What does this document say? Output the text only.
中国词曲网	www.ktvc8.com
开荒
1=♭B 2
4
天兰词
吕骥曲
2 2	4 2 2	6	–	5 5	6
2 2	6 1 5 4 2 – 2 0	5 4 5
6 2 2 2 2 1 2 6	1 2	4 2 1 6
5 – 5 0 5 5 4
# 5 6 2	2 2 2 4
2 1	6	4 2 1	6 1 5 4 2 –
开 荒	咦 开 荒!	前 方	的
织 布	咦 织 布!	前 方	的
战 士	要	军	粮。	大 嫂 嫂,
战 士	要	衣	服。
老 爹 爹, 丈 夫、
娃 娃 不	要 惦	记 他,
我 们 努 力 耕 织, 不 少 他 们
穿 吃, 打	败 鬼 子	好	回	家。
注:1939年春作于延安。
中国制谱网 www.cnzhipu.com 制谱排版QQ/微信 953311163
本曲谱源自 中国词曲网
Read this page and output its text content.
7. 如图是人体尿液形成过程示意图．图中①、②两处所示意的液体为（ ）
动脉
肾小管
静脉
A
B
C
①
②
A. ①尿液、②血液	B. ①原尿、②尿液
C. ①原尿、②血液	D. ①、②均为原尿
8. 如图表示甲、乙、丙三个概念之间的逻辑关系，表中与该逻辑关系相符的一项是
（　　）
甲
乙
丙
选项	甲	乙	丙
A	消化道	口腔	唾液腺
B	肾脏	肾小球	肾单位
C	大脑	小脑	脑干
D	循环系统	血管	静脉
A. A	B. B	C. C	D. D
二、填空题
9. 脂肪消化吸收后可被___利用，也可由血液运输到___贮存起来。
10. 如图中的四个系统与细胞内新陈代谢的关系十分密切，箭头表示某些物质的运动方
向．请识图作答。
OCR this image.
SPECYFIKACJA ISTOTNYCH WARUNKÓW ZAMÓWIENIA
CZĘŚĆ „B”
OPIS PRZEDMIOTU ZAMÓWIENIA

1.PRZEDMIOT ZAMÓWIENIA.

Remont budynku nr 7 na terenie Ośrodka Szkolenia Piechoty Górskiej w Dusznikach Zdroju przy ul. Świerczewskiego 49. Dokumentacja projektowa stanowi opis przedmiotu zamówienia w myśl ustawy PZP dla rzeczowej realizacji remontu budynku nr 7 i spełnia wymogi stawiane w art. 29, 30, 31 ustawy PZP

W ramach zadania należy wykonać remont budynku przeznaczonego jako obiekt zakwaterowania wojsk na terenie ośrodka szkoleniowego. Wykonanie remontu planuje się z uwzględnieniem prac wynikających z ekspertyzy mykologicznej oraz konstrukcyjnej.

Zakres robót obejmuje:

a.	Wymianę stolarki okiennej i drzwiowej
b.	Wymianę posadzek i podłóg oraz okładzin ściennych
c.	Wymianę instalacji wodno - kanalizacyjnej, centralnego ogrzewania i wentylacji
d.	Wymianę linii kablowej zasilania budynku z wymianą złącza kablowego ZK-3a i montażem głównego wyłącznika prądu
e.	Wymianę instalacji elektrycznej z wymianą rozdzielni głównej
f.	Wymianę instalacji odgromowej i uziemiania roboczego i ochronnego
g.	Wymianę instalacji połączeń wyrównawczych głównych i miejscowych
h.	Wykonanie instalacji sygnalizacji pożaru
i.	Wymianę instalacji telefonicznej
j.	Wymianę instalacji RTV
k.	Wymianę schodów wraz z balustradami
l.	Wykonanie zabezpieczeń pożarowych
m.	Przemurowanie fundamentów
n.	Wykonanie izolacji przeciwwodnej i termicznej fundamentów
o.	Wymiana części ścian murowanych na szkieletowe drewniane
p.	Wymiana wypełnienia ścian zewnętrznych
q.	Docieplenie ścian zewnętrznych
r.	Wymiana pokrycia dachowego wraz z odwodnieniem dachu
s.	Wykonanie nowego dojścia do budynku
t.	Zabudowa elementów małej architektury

------------------------------------------------------------------------

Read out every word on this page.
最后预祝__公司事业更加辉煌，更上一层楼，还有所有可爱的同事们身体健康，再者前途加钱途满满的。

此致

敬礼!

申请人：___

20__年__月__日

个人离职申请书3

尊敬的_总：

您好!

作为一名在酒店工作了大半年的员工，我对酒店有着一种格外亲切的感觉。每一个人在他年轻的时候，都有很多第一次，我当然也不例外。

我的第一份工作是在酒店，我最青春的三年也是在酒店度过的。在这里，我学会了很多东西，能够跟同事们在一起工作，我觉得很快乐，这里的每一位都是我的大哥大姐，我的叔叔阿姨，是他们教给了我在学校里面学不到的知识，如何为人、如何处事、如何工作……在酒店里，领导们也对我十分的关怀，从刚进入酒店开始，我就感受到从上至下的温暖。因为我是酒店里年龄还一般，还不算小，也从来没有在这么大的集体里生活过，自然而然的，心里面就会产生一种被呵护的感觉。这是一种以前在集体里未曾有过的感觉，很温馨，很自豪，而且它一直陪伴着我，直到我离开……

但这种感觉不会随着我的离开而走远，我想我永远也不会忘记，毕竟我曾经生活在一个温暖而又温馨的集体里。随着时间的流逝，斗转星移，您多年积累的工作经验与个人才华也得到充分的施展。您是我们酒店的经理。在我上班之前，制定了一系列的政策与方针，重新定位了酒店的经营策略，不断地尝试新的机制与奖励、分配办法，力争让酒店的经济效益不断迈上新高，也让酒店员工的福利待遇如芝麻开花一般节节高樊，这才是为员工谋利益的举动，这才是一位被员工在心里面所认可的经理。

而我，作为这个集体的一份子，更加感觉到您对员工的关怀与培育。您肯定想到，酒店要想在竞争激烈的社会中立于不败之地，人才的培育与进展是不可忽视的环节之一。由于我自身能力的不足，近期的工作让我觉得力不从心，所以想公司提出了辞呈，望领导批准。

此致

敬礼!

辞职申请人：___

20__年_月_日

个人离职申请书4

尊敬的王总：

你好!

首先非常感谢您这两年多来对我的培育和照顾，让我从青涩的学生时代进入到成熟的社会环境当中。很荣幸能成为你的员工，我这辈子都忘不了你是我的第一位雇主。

------------------------------------------------------------------------

Problem to solve: What is the number of lines in the data holding the word "Wymiana"? Reply with that number only.

Worked solution: 3